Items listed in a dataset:
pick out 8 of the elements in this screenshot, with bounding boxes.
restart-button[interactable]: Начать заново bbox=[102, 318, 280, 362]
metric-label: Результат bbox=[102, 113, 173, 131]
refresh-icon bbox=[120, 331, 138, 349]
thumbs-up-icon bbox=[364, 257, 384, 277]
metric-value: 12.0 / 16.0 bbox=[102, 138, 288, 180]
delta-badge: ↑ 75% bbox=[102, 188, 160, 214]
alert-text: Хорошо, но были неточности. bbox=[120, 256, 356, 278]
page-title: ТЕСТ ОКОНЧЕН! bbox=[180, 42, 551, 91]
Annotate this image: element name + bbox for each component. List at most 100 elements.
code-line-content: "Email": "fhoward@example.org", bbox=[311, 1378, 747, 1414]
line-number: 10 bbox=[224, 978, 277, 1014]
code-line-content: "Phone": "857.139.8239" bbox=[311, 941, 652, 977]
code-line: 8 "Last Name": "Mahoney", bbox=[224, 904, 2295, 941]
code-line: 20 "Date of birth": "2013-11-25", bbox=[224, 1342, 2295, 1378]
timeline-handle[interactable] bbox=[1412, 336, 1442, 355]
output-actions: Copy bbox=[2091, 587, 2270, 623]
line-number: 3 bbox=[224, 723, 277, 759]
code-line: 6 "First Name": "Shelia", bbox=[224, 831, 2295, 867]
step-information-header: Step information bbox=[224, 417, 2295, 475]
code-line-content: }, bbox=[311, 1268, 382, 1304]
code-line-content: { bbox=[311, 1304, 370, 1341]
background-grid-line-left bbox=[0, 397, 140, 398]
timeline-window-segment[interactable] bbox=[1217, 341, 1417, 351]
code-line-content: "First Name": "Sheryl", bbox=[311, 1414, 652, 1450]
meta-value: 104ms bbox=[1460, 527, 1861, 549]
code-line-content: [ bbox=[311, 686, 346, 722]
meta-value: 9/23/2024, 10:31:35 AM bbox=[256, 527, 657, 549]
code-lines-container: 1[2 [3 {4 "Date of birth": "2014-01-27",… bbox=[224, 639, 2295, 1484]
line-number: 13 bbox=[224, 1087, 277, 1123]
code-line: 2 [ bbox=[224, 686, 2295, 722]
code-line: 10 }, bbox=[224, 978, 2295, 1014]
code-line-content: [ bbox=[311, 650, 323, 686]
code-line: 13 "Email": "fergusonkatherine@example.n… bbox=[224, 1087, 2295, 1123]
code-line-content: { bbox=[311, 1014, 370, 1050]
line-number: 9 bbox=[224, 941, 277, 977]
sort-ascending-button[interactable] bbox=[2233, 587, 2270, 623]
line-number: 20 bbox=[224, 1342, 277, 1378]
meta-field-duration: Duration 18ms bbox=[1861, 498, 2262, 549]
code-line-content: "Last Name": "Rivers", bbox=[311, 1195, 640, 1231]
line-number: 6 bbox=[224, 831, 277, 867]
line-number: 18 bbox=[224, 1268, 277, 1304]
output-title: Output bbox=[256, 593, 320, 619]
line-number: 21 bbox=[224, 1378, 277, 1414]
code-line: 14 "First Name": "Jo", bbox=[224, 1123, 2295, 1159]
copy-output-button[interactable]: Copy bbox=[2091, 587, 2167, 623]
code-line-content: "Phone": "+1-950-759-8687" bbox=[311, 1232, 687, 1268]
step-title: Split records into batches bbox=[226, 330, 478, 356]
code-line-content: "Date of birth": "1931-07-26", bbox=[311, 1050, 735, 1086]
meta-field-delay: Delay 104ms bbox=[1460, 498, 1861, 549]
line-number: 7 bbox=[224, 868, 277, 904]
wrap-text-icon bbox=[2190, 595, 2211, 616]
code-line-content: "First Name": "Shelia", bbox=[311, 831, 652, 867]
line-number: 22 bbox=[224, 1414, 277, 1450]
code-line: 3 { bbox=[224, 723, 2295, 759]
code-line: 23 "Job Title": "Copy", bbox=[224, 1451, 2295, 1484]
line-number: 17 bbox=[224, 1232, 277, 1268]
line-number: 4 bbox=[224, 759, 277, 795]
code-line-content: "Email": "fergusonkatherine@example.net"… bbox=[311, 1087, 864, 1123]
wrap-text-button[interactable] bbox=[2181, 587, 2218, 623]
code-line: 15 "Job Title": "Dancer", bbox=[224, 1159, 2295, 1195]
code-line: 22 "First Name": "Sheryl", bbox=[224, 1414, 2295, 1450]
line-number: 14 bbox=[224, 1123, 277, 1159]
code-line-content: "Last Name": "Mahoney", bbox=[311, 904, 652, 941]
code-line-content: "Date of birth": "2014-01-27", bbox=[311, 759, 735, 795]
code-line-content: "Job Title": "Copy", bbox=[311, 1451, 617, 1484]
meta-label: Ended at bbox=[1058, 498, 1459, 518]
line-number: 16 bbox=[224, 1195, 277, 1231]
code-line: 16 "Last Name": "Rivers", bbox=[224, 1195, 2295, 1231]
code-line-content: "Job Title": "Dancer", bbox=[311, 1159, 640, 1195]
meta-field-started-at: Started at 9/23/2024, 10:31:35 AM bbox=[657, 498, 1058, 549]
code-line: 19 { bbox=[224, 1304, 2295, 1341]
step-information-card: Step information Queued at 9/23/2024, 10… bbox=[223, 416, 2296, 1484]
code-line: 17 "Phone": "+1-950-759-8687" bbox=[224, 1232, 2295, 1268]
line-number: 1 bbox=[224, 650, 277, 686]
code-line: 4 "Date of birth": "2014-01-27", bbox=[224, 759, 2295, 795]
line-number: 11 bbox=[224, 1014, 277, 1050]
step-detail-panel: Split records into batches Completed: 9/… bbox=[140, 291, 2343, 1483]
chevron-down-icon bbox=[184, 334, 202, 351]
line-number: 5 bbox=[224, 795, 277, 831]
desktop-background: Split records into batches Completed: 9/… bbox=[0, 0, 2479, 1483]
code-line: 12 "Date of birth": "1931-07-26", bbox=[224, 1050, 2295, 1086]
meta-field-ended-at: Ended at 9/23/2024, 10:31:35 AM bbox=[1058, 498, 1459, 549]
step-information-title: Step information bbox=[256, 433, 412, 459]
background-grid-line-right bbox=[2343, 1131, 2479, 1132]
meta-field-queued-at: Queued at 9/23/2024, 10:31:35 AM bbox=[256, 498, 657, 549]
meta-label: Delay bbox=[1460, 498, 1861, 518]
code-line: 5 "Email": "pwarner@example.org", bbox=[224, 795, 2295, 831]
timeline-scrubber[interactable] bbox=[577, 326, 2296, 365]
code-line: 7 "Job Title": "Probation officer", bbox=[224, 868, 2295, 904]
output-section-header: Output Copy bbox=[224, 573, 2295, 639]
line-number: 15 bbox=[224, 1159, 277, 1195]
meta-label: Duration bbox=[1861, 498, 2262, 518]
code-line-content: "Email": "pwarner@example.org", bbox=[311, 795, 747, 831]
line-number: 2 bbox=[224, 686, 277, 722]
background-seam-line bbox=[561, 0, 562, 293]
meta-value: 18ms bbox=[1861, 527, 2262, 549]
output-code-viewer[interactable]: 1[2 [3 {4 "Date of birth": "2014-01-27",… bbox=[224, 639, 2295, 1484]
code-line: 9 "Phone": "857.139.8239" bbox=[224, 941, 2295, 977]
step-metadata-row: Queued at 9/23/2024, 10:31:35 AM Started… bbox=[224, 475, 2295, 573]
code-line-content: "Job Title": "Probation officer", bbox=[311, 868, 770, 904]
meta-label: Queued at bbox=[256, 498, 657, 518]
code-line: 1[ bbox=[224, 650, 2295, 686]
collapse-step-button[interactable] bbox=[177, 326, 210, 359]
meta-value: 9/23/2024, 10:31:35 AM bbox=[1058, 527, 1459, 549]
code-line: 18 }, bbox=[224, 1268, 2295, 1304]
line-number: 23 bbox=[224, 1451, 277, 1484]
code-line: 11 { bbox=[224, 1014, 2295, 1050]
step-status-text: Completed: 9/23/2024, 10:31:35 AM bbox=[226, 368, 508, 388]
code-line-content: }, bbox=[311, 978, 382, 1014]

# [What you need to do]
Please copy the items word for word, starting at the first line of the items and ending at the line that contains "delta-badge: ↑ 75% bbox=[102, 188, 160, 214]", with that line included.

# [Written answer]
pick out 8 of the elements in this screenshot, with bounding boxes.
restart-button[interactable]: Начать заново bbox=[102, 318, 280, 362]
metric-label: Результат bbox=[102, 113, 173, 131]
refresh-icon bbox=[120, 331, 138, 349]
thumbs-up-icon bbox=[364, 257, 384, 277]
metric-value: 12.0 / 16.0 bbox=[102, 138, 288, 180]
delta-badge: ↑ 75% bbox=[102, 188, 160, 214]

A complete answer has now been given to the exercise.